## [What you have to do]
Search the records for the line with "Extract all readable text from this page.". Output that line and each line after it, exactly, and stop at the end; omit pictures.

Saved data entries:

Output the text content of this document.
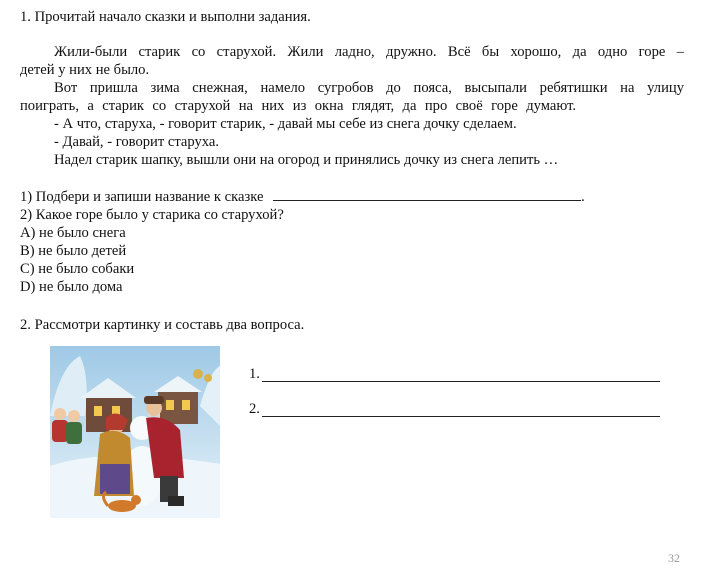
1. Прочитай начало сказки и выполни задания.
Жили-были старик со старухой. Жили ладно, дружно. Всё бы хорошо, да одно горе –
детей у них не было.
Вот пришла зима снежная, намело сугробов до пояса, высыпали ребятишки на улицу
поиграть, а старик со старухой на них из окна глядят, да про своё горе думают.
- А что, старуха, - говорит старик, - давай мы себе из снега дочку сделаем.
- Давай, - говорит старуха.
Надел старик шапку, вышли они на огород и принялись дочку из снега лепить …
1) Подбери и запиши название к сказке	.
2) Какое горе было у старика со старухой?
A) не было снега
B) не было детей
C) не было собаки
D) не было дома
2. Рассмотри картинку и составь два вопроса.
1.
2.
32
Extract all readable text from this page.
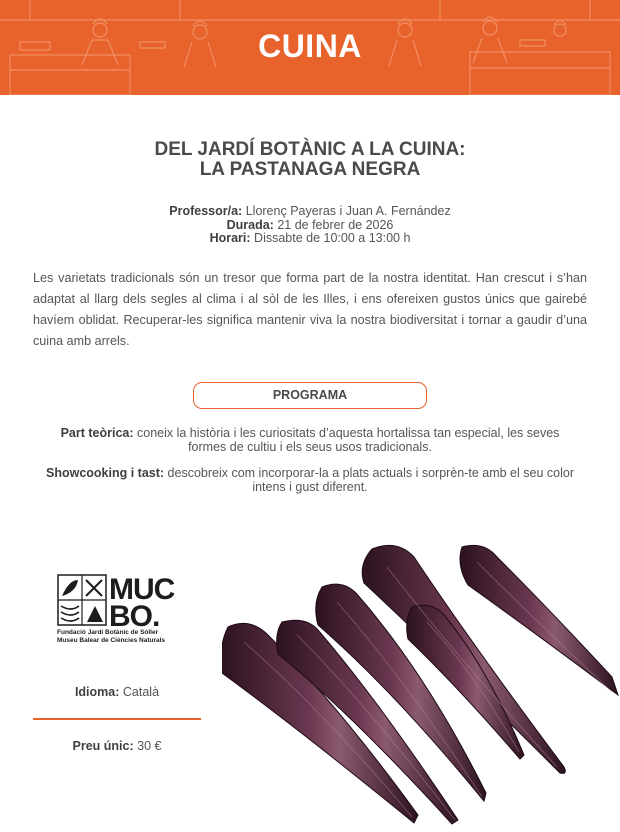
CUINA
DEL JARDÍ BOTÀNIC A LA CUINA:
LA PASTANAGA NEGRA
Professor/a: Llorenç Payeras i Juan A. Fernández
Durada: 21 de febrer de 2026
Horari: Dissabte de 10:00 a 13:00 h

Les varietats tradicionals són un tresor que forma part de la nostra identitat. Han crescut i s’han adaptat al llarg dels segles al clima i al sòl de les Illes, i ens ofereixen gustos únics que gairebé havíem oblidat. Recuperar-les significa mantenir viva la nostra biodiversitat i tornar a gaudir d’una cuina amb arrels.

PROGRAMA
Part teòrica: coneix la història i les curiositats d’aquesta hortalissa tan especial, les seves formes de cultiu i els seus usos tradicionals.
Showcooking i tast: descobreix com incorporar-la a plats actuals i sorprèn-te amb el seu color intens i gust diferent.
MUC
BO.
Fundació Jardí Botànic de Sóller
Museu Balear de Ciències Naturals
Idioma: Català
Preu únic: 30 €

## [Response for this exercise]
Extract all readable text from this page.
CUINA
DEL JARDÍ BOTÀNIC A LA CUINA:
LA PASTANAGA NEGRA
Professor/a: Llorenç Payeras i Juan A. Fernández
Durada: 21 de febrer de 2026
Horari: Dissabte de 10:00 a 13:00 h

Les varietats tradicionals són un tresor que forma part de la nostra identitat. Han crescut i s’han adaptat al llarg dels segles al clima i al sòl de les Illes, i ens ofereixen gustos únics que gairebé havíem oblidat. Recuperar-les significa mantenir viva la nostra biodiversitat i tornar a gaudir d’una cuina amb arrels.

PROGRAMA
Part teòrica: coneix la història i les curiositats d’aquesta hortalissa tan especial, les seves formes de cultiu i els seus usos tradicionals.
Showcooking i tast: descobreix com incorporar-la a plats actuals i sorprèn-te amb el seu color intens i gust diferent.
MUC
BO.
Fundació Jardí Botànic de Sóller
Museu Balear de Ciències Naturals
Idioma: Català
Preu únic: 30 €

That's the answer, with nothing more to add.